# [TASK GOAL]
Which lines of the records below contain the word "darkred"? Report each of them in full.

# [DATA TO PROCESS]
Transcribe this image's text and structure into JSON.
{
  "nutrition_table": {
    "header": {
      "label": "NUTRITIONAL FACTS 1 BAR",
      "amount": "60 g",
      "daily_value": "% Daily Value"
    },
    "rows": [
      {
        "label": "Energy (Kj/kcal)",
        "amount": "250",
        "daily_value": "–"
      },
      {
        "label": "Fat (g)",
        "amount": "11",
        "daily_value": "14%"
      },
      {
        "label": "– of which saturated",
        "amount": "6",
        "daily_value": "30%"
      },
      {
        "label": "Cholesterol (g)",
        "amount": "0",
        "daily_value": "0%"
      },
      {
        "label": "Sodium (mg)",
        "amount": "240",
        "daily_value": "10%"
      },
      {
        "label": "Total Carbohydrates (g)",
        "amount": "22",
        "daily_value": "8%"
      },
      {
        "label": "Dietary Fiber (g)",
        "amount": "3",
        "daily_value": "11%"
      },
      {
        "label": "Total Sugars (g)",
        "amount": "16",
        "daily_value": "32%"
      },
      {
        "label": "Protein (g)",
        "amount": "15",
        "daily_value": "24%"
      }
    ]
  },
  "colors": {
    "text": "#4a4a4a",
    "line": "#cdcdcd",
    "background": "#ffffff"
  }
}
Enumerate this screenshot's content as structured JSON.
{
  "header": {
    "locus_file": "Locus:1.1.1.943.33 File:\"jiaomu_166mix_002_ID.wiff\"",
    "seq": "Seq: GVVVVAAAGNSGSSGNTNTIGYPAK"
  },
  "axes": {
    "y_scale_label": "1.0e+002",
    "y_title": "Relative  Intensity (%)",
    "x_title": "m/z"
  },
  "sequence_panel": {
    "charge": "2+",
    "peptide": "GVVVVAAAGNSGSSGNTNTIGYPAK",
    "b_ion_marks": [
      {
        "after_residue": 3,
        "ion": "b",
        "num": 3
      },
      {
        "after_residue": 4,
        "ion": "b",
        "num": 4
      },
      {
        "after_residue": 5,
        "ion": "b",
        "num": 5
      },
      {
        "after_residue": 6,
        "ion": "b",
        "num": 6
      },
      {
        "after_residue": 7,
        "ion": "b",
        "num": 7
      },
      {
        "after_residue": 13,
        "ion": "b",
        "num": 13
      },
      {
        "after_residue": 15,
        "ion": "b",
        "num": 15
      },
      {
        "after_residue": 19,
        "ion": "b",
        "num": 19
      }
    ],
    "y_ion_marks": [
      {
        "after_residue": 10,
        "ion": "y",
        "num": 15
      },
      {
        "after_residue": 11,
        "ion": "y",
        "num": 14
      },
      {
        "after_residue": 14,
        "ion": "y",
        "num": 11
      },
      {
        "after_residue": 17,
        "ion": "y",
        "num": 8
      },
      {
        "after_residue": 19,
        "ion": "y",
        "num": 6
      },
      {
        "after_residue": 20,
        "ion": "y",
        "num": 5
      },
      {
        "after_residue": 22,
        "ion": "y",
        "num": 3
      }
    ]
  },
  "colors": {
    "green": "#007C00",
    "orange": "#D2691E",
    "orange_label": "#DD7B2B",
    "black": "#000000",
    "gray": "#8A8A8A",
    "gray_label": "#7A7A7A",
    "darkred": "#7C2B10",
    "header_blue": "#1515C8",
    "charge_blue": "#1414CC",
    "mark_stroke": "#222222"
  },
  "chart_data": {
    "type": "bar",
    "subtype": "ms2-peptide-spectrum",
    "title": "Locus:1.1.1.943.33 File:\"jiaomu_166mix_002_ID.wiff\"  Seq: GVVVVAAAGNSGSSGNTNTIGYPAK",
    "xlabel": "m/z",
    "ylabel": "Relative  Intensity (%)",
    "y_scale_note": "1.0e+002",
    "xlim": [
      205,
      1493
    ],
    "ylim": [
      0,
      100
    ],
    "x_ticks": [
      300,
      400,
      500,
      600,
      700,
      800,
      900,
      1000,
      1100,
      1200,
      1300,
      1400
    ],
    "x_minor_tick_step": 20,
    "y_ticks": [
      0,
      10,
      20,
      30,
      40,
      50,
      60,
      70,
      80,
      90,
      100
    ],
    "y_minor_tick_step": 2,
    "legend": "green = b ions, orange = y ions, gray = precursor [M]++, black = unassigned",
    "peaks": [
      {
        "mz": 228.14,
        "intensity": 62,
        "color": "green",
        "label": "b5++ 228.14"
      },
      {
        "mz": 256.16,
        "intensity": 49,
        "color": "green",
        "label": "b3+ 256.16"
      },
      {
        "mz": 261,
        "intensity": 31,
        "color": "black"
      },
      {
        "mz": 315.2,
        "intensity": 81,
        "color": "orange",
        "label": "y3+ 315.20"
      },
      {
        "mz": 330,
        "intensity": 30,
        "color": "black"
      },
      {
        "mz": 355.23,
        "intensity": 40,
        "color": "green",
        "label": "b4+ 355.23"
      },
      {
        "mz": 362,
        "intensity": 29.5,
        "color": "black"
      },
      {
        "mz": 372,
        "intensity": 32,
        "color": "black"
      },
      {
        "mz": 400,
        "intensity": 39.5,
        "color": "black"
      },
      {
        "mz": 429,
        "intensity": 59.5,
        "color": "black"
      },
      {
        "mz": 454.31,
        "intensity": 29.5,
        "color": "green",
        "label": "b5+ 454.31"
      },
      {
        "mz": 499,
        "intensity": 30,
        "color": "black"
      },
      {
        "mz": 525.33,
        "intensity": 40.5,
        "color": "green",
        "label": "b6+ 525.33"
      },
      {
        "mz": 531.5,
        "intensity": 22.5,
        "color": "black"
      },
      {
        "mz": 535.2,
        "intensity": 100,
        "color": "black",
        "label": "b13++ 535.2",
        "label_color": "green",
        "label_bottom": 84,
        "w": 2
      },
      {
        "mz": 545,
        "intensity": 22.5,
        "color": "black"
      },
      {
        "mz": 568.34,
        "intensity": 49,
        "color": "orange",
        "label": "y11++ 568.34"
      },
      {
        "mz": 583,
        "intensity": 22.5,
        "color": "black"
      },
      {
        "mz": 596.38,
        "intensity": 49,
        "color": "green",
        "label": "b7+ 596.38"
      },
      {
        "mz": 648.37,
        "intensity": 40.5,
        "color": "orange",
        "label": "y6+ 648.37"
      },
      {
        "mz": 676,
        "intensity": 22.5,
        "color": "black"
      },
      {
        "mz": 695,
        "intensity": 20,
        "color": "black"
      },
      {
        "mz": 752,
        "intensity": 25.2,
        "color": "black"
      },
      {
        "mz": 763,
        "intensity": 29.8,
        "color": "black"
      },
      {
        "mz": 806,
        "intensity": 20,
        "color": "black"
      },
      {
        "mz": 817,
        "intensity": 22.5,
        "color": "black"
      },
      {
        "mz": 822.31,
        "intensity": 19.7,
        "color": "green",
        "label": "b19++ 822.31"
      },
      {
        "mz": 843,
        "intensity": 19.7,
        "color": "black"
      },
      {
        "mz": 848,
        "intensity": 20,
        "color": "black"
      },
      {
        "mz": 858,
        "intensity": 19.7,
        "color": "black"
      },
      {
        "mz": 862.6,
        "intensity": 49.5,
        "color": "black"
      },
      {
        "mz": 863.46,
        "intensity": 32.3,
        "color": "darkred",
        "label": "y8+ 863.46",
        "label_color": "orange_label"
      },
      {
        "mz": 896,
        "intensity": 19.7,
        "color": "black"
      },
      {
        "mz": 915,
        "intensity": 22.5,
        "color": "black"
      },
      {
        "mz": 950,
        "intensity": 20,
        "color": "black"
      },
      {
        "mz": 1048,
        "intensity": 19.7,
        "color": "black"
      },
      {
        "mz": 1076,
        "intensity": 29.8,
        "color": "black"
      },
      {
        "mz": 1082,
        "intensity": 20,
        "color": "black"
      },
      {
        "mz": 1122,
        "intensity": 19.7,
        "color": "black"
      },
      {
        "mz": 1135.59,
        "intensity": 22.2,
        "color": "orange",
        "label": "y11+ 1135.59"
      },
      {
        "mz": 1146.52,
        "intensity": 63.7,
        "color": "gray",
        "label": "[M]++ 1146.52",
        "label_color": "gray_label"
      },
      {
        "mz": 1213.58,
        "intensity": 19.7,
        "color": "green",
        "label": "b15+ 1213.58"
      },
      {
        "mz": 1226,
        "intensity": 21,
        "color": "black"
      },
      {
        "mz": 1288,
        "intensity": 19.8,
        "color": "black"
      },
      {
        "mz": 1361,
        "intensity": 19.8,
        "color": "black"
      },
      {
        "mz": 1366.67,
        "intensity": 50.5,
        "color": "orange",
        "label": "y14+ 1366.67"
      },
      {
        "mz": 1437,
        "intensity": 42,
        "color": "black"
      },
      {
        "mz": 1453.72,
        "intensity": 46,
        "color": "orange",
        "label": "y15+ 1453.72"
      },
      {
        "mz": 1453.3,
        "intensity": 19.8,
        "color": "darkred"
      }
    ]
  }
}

# [SOLUTION FOR THIS PROBLEM]
    "darkred": "#7C2B10",
        "color": "darkred",
        "color": "darkred"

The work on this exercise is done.